Items from a data source:

----

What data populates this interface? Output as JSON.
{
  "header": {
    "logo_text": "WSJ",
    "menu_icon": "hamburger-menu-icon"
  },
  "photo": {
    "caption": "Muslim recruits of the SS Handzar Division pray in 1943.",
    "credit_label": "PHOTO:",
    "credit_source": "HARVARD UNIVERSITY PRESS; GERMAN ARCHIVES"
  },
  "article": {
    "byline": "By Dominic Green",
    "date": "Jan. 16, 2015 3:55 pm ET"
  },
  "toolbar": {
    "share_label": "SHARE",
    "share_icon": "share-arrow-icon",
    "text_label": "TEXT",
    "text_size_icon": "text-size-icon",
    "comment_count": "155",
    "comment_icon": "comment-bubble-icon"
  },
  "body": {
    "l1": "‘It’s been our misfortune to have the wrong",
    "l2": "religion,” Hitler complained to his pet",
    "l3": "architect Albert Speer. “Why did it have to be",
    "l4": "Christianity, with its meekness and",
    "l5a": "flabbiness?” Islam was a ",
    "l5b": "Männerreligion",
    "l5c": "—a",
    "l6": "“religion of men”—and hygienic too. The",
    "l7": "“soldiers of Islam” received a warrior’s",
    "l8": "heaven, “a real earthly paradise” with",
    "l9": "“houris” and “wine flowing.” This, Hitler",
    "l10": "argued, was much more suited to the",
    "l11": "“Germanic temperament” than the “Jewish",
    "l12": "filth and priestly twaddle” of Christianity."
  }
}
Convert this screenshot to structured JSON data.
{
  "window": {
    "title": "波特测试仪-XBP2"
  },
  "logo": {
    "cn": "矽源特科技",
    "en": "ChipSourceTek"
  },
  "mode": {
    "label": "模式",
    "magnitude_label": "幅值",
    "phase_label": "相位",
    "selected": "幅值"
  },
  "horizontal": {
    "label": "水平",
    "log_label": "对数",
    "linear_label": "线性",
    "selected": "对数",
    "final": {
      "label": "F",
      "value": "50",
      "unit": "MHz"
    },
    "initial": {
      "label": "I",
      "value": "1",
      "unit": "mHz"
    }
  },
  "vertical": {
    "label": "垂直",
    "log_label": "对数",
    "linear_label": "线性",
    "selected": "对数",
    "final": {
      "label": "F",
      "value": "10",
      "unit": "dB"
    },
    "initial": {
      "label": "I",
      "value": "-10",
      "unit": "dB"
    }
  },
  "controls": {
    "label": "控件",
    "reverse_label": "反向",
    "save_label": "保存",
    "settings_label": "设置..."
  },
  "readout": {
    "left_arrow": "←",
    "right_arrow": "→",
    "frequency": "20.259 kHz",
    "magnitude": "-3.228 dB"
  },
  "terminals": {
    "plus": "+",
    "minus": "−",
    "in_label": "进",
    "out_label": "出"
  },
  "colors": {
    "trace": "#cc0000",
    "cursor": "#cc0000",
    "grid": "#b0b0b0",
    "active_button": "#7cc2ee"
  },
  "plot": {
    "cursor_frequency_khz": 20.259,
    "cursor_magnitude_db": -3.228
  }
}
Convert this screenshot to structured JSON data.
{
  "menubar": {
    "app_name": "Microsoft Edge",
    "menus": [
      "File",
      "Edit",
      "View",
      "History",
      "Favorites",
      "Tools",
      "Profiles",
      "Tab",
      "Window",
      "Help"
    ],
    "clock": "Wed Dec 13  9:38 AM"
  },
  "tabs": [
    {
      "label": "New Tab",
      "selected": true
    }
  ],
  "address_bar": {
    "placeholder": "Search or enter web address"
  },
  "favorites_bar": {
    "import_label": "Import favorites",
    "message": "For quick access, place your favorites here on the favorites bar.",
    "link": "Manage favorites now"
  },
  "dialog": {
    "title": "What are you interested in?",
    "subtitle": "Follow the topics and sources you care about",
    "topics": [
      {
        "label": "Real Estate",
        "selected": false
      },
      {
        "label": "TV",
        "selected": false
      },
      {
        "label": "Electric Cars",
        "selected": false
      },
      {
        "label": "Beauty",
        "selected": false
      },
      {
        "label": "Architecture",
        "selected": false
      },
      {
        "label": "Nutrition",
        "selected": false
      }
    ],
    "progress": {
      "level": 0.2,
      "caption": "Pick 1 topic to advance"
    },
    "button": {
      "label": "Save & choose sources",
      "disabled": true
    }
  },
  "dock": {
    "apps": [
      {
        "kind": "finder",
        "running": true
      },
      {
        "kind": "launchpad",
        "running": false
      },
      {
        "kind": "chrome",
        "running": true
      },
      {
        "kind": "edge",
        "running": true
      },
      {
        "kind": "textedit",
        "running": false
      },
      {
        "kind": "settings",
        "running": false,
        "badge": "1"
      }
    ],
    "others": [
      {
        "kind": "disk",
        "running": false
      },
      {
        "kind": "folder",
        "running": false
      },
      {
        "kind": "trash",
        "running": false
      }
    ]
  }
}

----

● PROBLEM STATEMENT
Copy out every line of the data above, exactly as given.

● CORRECT OUTPUT
What data populates this interface? Output as JSON.
{
  "header": {
    "logo_text": "WSJ",
    "menu_icon": "hamburger-menu-icon"
  },
  "photo": {
    "caption": "Muslim recruits of the SS Handzar Division pray in 1943.",
    "credit_label": "PHOTO:",
    "credit_source": "HARVARD UNIVERSITY PRESS; GERMAN ARCHIVES"
  },
  "article": {
    "byline": "By Dominic Green",
    "date": "Jan. 16, 2015 3:55 pm ET"
  },
  "toolbar": {
    "share_label": "SHARE",
    "share_icon": "share-arrow-icon",
    "text_label": "TEXT",
    "text_size_icon": "text-size-icon",
    "comment_count": "155",
    "comment_icon": "comment-bubble-icon"
  },
  "body": {
    "l1": "‘It’s been our misfortune to have the wrong",
    "l2": "religion,” Hitler complained to his pet",
    "l3": "architect Albert Speer. “Why did it have to be",
    "l4": "Christianity, with its meekness and",
    "l5a": "flabbiness?” Islam was a ",
    "l5b": "Männerreligion",
    "l5c": "—a",
    "l6": "“religion of men”—and hygienic too. The",
    "l7": "“soldiers of Islam” received a warrior’s",
    "l8": "heaven, “a real earthly paradise” with",
    "l9": "“houris” and “wine flowing.” This, Hitler",
    "l10": "argued, was much more suited to the",
    "l11": "“Germanic temperament” than the “Jewish",
    "l12": "filth and priestly twaddle” of Christianity."
  }
}
Convert this screenshot to structured JSON data.
{
  "window": {
    "title": "波特测试仪-XBP2"
  },
  "logo": {
    "cn": "矽源特科技",
    "en": "ChipSourceTek"
  },
  "mode": {
    "label": "模式",
    "magnitude_label": "幅值",
    "phase_label": "相位",
    "selected": "幅值"
  },
  "horizontal": {
    "label": "水平",
    "log_label": "对数",
    "linear_label": "线性",
    "selected": "对数",
    "final": {
      "label": "F",
      "value": "50",
      "unit": "MHz"
    },
    "initial": {
      "label": "I",
      "value": "1",
      "unit": "mHz"
    }
  },
  "vertical": {
    "label": "垂直",
    "log_label": "对数",
    "linear_label": "线性",
    "selected": "对数",
    "final": {
      "label": "F",
      "value": "10",
      "unit": "dB"
    },
    "initial": {
      "label": "I",
      "value": "-10",
      "unit": "dB"
    }
  },
  "controls": {
    "label": "控件",
    "reverse_label": "反向",
    "save_label": "保存",
    "settings_label": "设置..."
  },
  "readout": {
    "left_arrow": "←",
    "right_arrow": "→",
    "frequency": "20.259 kHz",
    "magnitude": "-3.228 dB"
  },
  "terminals": {
    "plus": "+",
    "minus": "−",
    "in_label": "进",
    "out_label": "出"
  },
  "colors": {
    "trace": "#cc0000",
    "cursor": "#cc0000",
    "grid": "#b0b0b0",
    "active_button": "#7cc2ee"
  },
  "plot": {
    "cursor_frequency_khz": 20.259,
    "cursor_magnitude_db": -3.228
  }
}
Convert this screenshot to structured JSON data.
{
  "menubar": {
    "app_name": "Microsoft Edge",
    "menus": [
      "File",
      "Edit",
      "View",
      "History",
      "Favorites",
      "Tools",
      "Profiles",
      "Tab",
      "Window",
      "Help"
    ],
    "clock": "Wed Dec 13  9:38 AM"
  },
  "tabs": [
    {
      "label": "New Tab",
      "selected": true
    }
  ],
  "address_bar": {
    "placeholder": "Search or enter web address"
  },
  "favorites_bar": {
    "import_label": "Import favorites",
    "message": "For quick access, place your favorites here on the favorites bar.",
    "link": "Manage favorites now"
  },
  "dialog": {
    "title": "What are you interested in?",
    "subtitle": "Follow the topics and sources you care about",
    "topics": [
      {
        "label": "Real Estate",
        "selected": false
      },
      {
        "label": "TV",
        "selected": false
      },
      {
        "label": "Electric Cars",
        "selected": false
      },
      {
        "label": "Beauty",
        "selected": false
      },
      {
        "label": "Architecture",
        "selected": false
      },
      {
        "label": "Nutrition",
        "selected": false
      }
    ],
    "progress": {
      "level": 0.2,
      "caption": "Pick 1 topic to advance"
    },
    "button": {
      "label": "Save & choose sources",
      "disabled": true
    }
  },
  "dock": {
    "apps": [
      {
        "kind": "finder",
        "running": true
      },
      {
        "kind": "launchpad",
        "running": false
      },
      {
        "kind": "chrome",
        "running": true
      },
      {
        "kind": "edge",
        "running": true
      },
      {
        "kind": "textedit",
        "running": false
      },
      {
        "kind": "settings",
        "running": false,
        "badge": "1"
      }
    ],
    "others": [
      {
        "kind": "disk",
        "running": false
      },
      {
        "kind": "folder",
        "running": false
      },
      {
        "kind": "trash",
        "running": false
      }
    ]
  }
}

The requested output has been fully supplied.